**RECORDED DATA**

# # # # # # #

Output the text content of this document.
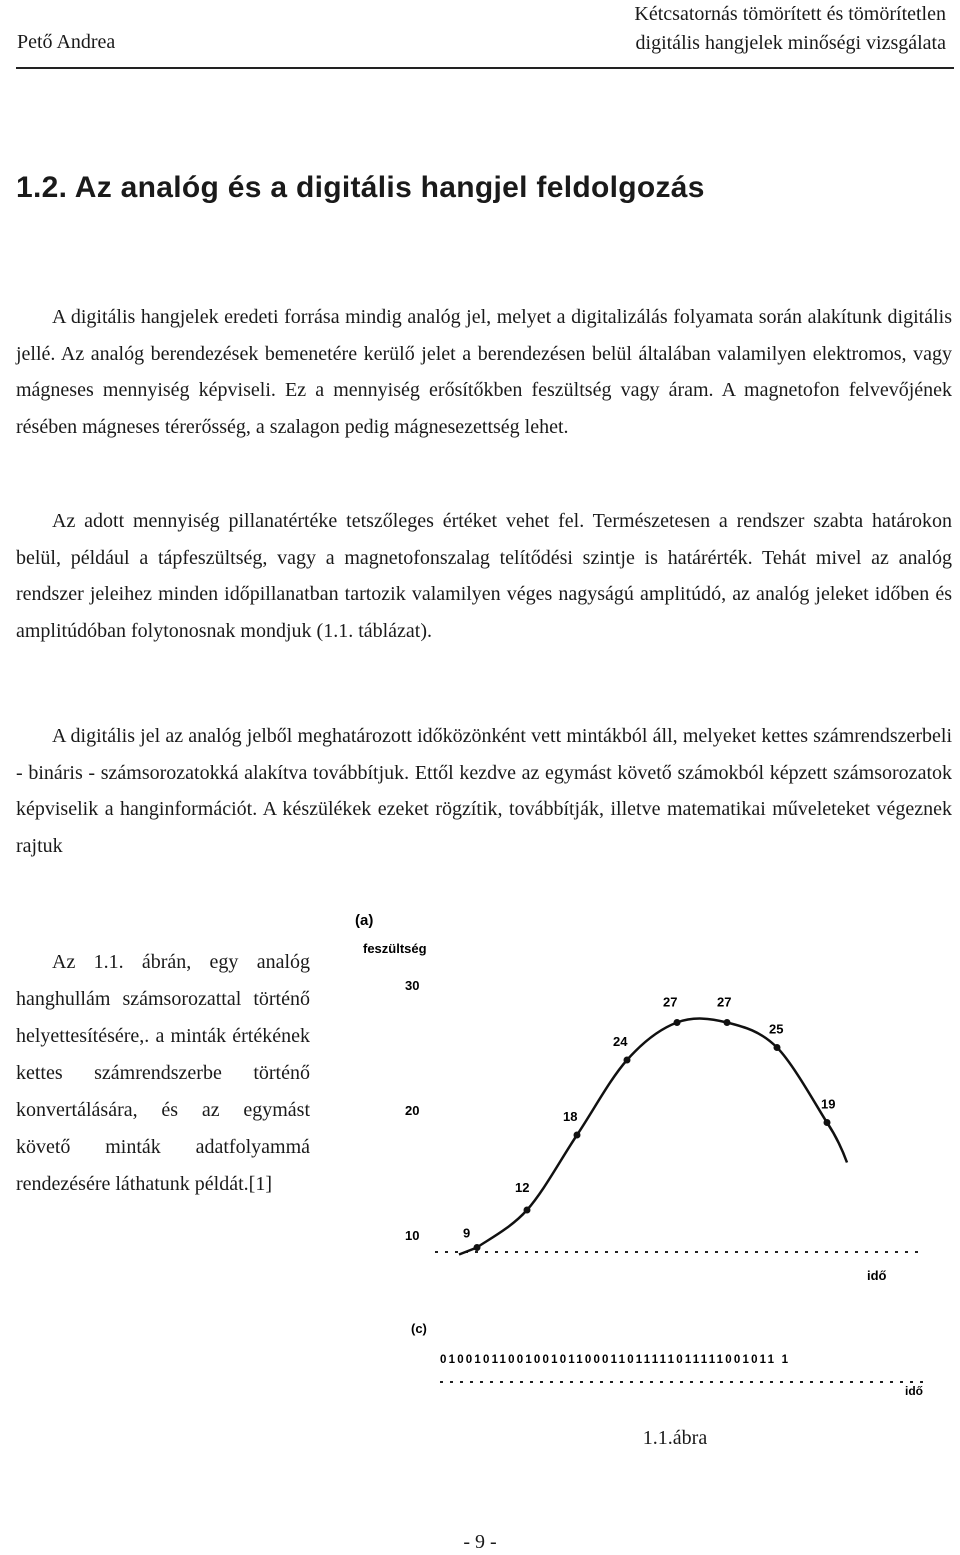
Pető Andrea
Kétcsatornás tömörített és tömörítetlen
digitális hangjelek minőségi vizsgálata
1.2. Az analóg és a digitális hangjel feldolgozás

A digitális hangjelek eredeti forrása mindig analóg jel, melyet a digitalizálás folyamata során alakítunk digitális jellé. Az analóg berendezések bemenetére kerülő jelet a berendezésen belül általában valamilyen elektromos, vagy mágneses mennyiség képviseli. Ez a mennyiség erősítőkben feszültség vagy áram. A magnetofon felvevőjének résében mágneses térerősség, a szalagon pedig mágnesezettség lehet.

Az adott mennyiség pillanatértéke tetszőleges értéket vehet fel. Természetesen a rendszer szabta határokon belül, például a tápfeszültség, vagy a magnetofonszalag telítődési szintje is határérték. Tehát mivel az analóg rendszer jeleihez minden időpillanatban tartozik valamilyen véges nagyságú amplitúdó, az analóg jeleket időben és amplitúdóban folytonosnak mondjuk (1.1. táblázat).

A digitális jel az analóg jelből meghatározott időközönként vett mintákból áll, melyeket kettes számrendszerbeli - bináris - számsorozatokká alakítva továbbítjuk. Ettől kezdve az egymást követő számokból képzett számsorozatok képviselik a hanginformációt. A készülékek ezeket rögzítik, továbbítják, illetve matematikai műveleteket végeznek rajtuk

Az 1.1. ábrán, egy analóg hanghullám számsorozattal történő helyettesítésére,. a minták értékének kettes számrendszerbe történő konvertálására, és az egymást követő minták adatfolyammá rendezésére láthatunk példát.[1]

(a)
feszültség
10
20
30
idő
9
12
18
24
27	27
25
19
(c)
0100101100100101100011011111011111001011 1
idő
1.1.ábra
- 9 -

# # # # # # #

**AIM**
Return all of the entries word for word, but omit the pictures.

**THE REPLY**
Output the text content of this document.
Pető Andrea
Kétcsatornás tömörített és tömörítetlen
digitális hangjelek minőségi vizsgálata
1.2. Az analóg és a digitális hangjel feldolgozás

A digitális hangjelek eredeti forrása mindig analóg jel, melyet a digitalizálás folyamata során alakítunk digitális jellé. Az analóg berendezések bemenetére kerülő jelet a berendezésen belül általában valamilyen elektromos, vagy mágneses mennyiség képviseli. Ez a mennyiség erősítőkben feszültség vagy áram. A magnetofon felvevőjének résében mágneses térerősség, a szalagon pedig mágnesezettség lehet.

Az adott mennyiség pillanatértéke tetszőleges értéket vehet fel. Természetesen a rendszer szabta határokon belül, például a tápfeszültség, vagy a magnetofonszalag telítődési szintje is határérték. Tehát mivel az analóg rendszer jeleihez minden időpillanatban tartozik valamilyen véges nagyságú amplitúdó, az analóg jeleket időben és amplitúdóban folytonosnak mondjuk (1.1. táblázat).

A digitális jel az analóg jelből meghatározott időközönként vett mintákból áll, melyeket kettes számrendszerbeli - bináris - számsorozatokká alakítva továbbítjuk. Ettől kezdve az egymást követő számokból képzett számsorozatok képviselik a hanginformációt. A készülékek ezeket rögzítik, továbbítják, illetve matematikai műveleteket végeznek rajtuk

Az 1.1. ábrán, egy analóg hanghullám számsorozattal történő helyettesítésére,. a minták értékének kettes számrendszerbe történő konvertálására, és az egymást követő minták adatfolyammá rendezésére láthatunk példát.[1]

(a)
feszültség
10
20
30
idő
9
12
18
24
27	27
25
19
(c)
0100101100100101100011011111011111001011 1
idő
1.1.ábra
- 9 -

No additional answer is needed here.